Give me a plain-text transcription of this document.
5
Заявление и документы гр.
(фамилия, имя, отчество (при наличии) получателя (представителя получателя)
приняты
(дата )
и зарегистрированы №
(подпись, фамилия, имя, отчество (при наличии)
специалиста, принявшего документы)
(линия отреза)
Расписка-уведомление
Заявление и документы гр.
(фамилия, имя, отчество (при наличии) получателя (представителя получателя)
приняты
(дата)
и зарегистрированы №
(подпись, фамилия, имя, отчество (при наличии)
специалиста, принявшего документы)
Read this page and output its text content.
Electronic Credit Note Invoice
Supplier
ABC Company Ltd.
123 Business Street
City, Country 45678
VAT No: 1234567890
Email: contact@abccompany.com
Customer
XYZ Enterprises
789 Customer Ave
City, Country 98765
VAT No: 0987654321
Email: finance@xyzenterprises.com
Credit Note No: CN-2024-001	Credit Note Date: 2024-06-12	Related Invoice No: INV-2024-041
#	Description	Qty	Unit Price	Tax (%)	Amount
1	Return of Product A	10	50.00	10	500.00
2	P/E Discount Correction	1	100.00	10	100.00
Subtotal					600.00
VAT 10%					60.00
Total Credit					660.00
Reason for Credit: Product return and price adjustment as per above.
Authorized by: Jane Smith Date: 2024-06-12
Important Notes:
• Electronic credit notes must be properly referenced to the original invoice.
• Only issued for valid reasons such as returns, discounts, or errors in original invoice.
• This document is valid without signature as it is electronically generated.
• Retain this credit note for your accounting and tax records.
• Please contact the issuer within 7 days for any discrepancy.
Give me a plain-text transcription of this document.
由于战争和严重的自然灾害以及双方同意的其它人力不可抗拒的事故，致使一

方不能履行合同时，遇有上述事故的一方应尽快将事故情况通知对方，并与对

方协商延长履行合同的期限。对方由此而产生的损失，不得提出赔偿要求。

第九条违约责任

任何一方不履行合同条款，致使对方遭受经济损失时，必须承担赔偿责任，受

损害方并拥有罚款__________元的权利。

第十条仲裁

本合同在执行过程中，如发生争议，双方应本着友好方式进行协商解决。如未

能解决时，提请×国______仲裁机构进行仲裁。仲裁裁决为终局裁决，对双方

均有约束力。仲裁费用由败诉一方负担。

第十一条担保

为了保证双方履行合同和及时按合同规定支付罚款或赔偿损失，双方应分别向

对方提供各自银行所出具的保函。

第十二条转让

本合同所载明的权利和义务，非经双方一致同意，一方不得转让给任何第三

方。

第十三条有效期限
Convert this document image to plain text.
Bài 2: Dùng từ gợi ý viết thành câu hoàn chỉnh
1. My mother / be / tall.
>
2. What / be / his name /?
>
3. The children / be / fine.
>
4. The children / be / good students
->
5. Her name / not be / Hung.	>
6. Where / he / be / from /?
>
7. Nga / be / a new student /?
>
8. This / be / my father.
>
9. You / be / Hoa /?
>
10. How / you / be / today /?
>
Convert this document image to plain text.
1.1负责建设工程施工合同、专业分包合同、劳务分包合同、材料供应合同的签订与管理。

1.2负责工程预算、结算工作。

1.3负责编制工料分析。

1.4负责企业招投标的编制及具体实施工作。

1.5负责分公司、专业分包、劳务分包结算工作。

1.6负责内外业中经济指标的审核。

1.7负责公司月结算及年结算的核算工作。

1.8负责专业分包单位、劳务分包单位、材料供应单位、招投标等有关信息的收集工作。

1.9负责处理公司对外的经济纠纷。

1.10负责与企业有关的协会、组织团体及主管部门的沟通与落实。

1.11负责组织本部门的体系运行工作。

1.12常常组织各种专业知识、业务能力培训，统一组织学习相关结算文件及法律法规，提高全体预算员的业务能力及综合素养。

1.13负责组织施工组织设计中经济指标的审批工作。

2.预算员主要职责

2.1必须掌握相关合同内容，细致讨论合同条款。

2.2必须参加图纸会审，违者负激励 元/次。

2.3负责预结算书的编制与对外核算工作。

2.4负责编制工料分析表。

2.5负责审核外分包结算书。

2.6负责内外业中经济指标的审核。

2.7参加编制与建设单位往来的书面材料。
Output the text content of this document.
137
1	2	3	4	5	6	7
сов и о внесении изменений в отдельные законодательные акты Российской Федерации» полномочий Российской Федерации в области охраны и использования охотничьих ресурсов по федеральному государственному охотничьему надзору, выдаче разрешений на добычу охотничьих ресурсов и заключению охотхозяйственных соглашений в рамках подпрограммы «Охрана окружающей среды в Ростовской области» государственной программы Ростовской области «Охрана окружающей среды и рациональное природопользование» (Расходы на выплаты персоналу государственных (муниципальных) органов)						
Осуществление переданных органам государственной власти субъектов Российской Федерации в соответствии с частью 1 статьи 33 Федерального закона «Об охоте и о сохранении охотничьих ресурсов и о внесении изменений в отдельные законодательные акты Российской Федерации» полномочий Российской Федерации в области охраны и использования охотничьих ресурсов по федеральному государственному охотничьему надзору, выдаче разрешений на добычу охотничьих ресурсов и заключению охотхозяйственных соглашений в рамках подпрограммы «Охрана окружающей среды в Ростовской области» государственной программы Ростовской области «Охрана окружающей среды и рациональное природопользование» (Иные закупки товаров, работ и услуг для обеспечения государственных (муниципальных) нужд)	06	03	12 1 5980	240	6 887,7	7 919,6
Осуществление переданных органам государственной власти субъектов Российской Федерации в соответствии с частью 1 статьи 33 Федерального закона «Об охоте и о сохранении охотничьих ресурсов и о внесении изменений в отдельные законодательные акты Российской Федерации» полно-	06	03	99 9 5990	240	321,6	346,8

_Exercise:_ Write out the material from the first line to the last, exactly.

_The output:_
Give me a plain-text transcription of this document.
5
Заявление и документы гр.
(фамилия, имя, отчество (при наличии) получателя (представителя получателя)
приняты
(дата )
и зарегистрированы №
(подпись, фамилия, имя, отчество (при наличии)
специалиста, принявшего документы)
(линия отреза)
Расписка-уведомление
Заявление и документы гр.
(фамилия, имя, отчество (при наличии) получателя (представителя получателя)
приняты
(дата)
и зарегистрированы №
(подпись, фамилия, имя, отчество (при наличии)
специалиста, принявшего документы)
Read this page and output its text content.
Electronic Credit Note Invoice
Supplier
ABC Company Ltd.
123 Business Street
City, Country 45678
VAT No: 1234567890
Email: contact@abccompany.com
Customer
XYZ Enterprises
789 Customer Ave
City, Country 98765
VAT No: 0987654321
Email: finance@xyzenterprises.com
Credit Note No: CN-2024-001	Credit Note Date: 2024-06-12	Related Invoice No: INV-2024-041
#	Description	Qty	Unit Price	Tax (%)	Amount
1	Return of Product A	10	50.00	10	500.00
2	P/E Discount Correction	1	100.00	10	100.00
Subtotal					600.00
VAT 10%					60.00
Total Credit					660.00
Reason for Credit: Product return and price adjustment as per above.
Authorized by: Jane Smith Date: 2024-06-12
Important Notes:
• Electronic credit notes must be properly referenced to the original invoice.
• Only issued for valid reasons such as returns, discounts, or errors in original invoice.
• This document is valid without signature as it is electronically generated.
• Retain this credit note for your accounting and tax records.
• Please contact the issuer within 7 days for any discrepancy.
Give me a plain-text transcription of this document.
由于战争和严重的自然灾害以及双方同意的其它人力不可抗拒的事故，致使一

方不能履行合同时，遇有上述事故的一方应尽快将事故情况通知对方，并与对

方协商延长履行合同的期限。对方由此而产生的损失，不得提出赔偿要求。

第九条违约责任

任何一方不履行合同条款，致使对方遭受经济损失时，必须承担赔偿责任，受

损害方并拥有罚款__________元的权利。

第十条仲裁

本合同在执行过程中，如发生争议，双方应本着友好方式进行协商解决。如未

能解决时，提请×国______仲裁机构进行仲裁。仲裁裁决为终局裁决，对双方

均有约束力。仲裁费用由败诉一方负担。

第十一条担保

为了保证双方履行合同和及时按合同规定支付罚款或赔偿损失，双方应分别向

对方提供各自银行所出具的保函。

第十二条转让

本合同所载明的权利和义务，非经双方一致同意，一方不得转让给任何第三

方。

第十三条有效期限
Convert this document image to plain text.
Bài 2: Dùng từ gợi ý viết thành câu hoàn chỉnh
1. My mother / be / tall.
>
2. What / be / his name /?
>
3. The children / be / fine.
>
4. The children / be / good students
->
5. Her name / not be / Hung.	>
6. Where / he / be / from /?
>
7. Nga / be / a new student /?
>
8. This / be / my father.
>
9. You / be / Hoa /?
>
10. How / you / be / today /?
>
Convert this document image to plain text.
1.1负责建设工程施工合同、专业分包合同、劳务分包合同、材料供应合同的签订与管理。

1.2负责工程预算、结算工作。

1.3负责编制工料分析。

1.4负责企业招投标的编制及具体实施工作。

1.5负责分公司、专业分包、劳务分包结算工作。

1.6负责内外业中经济指标的审核。

1.7负责公司月结算及年结算的核算工作。

1.8负责专业分包单位、劳务分包单位、材料供应单位、招投标等有关信息的收集工作。

1.9负责处理公司对外的经济纠纷。

1.10负责与企业有关的协会、组织团体及主管部门的沟通与落实。

1.11负责组织本部门的体系运行工作。

1.12常常组织各种专业知识、业务能力培训，统一组织学习相关结算文件及法律法规，提高全体预算员的业务能力及综合素养。

1.13负责组织施工组织设计中经济指标的审批工作。

2.预算员主要职责

2.1必须掌握相关合同内容，细致讨论合同条款。

2.2必须参加图纸会审，违者负激励 元/次。

2.3负责预结算书的编制与对外核算工作。

2.4负责编制工料分析表。

2.5负责审核外分包结算书。

2.6负责内外业中经济指标的审核。

2.7参加编制与建设单位往来的书面材料。
Output the text content of this document.
137
1	2	3	4	5	6	7
сов и о внесении изменений в отдельные законодательные акты Российской Федерации» полномочий Российской Федерации в области охраны и использования охотничьих ресурсов по федеральному государственному охотничьему надзору, выдаче разрешений на добычу охотничьих ресурсов и заключению охотхозяйственных соглашений в рамках подпрограммы «Охрана окружающей среды в Ростовской области» государственной программы Ростовской области «Охрана окружающей среды и рациональное природопользование» (Расходы на выплаты персоналу государственных (муниципальных) органов)						
Осуществление переданных органам государственной власти субъектов Российской Федерации в соответствии с частью 1 статьи 33 Федерального закона «Об охоте и о сохранении охотничьих ресурсов и о внесении изменений в отдельные законодательные акты Российской Федерации» полномочий Российской Федерации в области охраны и использования охотничьих ресурсов по федеральному государственному охотничьему надзору, выдаче разрешений на добычу охотничьих ресурсов и заключению охотхозяйственных соглашений в рамках подпрограммы «Охрана окружающей среды в Ростовской области» государственной программы Ростовской области «Охрана окружающей среды и рациональное природопользование» (Иные закупки товаров, работ и услуг для обеспечения государственных (муниципальных) нужд)	06	03	12 1 5980	240	6 887,7	7 919,6
Осуществление переданных органам государственной власти субъектов Российской Федерации в соответствии с частью 1 статьи 33 Федерального закона «Об охоте и о сохранении охотничьих ресурсов и о внесении изменений в отдельные законодательные акты Российской Федерации» полно-	06	03	99 9 5990	240	321,6	346,8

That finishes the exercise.